Data for this exercise:
________________________________________

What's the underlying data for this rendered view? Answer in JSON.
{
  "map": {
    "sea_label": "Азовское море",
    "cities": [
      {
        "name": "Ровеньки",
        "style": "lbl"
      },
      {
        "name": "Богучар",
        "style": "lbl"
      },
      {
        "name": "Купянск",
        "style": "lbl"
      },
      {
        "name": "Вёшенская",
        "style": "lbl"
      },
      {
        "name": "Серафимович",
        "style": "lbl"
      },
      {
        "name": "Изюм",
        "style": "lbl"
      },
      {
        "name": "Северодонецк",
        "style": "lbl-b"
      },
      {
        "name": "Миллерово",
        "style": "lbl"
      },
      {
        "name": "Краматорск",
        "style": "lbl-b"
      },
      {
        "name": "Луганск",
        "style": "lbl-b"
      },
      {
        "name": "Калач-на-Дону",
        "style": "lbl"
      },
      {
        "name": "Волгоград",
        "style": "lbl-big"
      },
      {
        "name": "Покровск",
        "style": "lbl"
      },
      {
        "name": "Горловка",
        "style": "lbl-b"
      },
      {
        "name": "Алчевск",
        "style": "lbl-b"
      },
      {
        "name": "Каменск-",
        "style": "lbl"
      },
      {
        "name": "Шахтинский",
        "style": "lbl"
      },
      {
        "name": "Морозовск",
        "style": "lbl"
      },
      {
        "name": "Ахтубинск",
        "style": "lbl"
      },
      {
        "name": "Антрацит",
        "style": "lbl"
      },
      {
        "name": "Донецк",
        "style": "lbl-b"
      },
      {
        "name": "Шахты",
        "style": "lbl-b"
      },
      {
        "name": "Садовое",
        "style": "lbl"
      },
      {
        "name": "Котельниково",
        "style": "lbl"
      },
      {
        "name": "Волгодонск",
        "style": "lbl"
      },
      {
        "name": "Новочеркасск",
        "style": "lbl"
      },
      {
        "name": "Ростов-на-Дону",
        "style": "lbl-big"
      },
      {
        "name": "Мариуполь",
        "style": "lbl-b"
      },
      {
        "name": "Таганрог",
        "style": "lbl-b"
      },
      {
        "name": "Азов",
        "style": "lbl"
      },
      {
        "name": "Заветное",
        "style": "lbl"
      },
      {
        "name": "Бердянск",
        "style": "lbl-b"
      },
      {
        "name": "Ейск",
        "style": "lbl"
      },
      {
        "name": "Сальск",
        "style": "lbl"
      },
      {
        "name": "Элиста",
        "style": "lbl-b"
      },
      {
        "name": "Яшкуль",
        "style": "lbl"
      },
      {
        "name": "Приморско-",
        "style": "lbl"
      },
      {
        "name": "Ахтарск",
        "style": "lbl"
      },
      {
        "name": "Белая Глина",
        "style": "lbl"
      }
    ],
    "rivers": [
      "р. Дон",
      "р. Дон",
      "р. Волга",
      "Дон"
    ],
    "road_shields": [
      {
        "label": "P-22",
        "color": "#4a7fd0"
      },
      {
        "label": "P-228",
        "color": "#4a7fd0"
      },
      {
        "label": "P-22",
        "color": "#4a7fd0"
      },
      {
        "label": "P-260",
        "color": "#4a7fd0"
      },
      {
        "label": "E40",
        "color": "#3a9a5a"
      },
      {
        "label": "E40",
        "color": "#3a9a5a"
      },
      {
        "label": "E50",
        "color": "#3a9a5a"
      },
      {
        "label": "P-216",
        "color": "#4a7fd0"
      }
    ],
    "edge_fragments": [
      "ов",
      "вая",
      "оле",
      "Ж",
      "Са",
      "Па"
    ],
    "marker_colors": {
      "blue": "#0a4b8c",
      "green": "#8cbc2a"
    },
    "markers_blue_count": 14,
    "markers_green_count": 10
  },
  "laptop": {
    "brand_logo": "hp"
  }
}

________________________________________

Exercise: The records above need to be transcribed in full. Keep every character unchanged.

Reply to the exercise:
What's the underlying data for this rendered view? Answer in JSON.
{
  "map": {
    "sea_label": "Азовское море",
    "cities": [
      {
        "name": "Ровеньки",
        "style": "lbl"
      },
      {
        "name": "Богучар",
        "style": "lbl"
      },
      {
        "name": "Купянск",
        "style": "lbl"
      },
      {
        "name": "Вёшенская",
        "style": "lbl"
      },
      {
        "name": "Серафимович",
        "style": "lbl"
      },
      {
        "name": "Изюм",
        "style": "lbl"
      },
      {
        "name": "Северодонецк",
        "style": "lbl-b"
      },
      {
        "name": "Миллерово",
        "style": "lbl"
      },
      {
        "name": "Краматорск",
        "style": "lbl-b"
      },
      {
        "name": "Луганск",
        "style": "lbl-b"
      },
      {
        "name": "Калач-на-Дону",
        "style": "lbl"
      },
      {
        "name": "Волгоград",
        "style": "lbl-big"
      },
      {
        "name": "Покровск",
        "style": "lbl"
      },
      {
        "name": "Горловка",
        "style": "lbl-b"
      },
      {
        "name": "Алчевск",
        "style": "lbl-b"
      },
      {
        "name": "Каменск-",
        "style": "lbl"
      },
      {
        "name": "Шахтинский",
        "style": "lbl"
      },
      {
        "name": "Морозовск",
        "style": "lbl"
      },
      {
        "name": "Ахтубинск",
        "style": "lbl"
      },
      {
        "name": "Антрацит",
        "style": "lbl"
      },
      {
        "name": "Донецк",
        "style": "lbl-b"
      },
      {
        "name": "Шахты",
        "style": "lbl-b"
      },
      {
        "name": "Садовое",
        "style": "lbl"
      },
      {
        "name": "Котельниково",
        "style": "lbl"
      },
      {
        "name": "Волгодонск",
        "style": "lbl"
      },
      {
        "name": "Новочеркасск",
        "style": "lbl"
      },
      {
        "name": "Ростов-на-Дону",
        "style": "lbl-big"
      },
      {
        "name": "Мариуполь",
        "style": "lbl-b"
      },
      {
        "name": "Таганрог",
        "style": "lbl-b"
      },
      {
        "name": "Азов",
        "style": "lbl"
      },
      {
        "name": "Заветное",
        "style": "lbl"
      },
      {
        "name": "Бердянск",
        "style": "lbl-b"
      },
      {
        "name": "Ейск",
        "style": "lbl"
      },
      {
        "name": "Сальск",
        "style": "lbl"
      },
      {
        "name": "Элиста",
        "style": "lbl-b"
      },
      {
        "name": "Яшкуль",
        "style": "lbl"
      },
      {
        "name": "Приморско-",
        "style": "lbl"
      },
      {
        "name": "Ахтарск",
        "style": "lbl"
      },
      {
        "name": "Белая Глина",
        "style": "lbl"
      }
    ],
    "rivers": [
      "р. Дон",
      "р. Дон",
      "р. Волга",
      "Дон"
    ],
    "road_shields": [
      {
        "label": "P-22",
        "color": "#4a7fd0"
      },
      {
        "label": "P-228",
        "color": "#4a7fd0"
      },
      {
        "label": "P-22",
        "color": "#4a7fd0"
      },
      {
        "label": "P-260",
        "color": "#4a7fd0"
      },
      {
        "label": "E40",
        "color": "#3a9a5a"
      },
      {
        "label": "E40",
        "color": "#3a9a5a"
      },
      {
        "label": "E50",
        "color": "#3a9a5a"
      },
      {
        "label": "P-216",
        "color": "#4a7fd0"
      }
    ],
    "edge_fragments": [
      "ов",
      "вая",
      "оле",
      "Ж",
      "Са",
      "Па"
    ],
    "marker_colors": {
      "blue": "#0a4b8c",
      "green": "#8cbc2a"
    },
    "markers_blue_count": 14,
    "markers_green_count": 10
  },
  "laptop": {
    "brand_logo": "hp"
  }
}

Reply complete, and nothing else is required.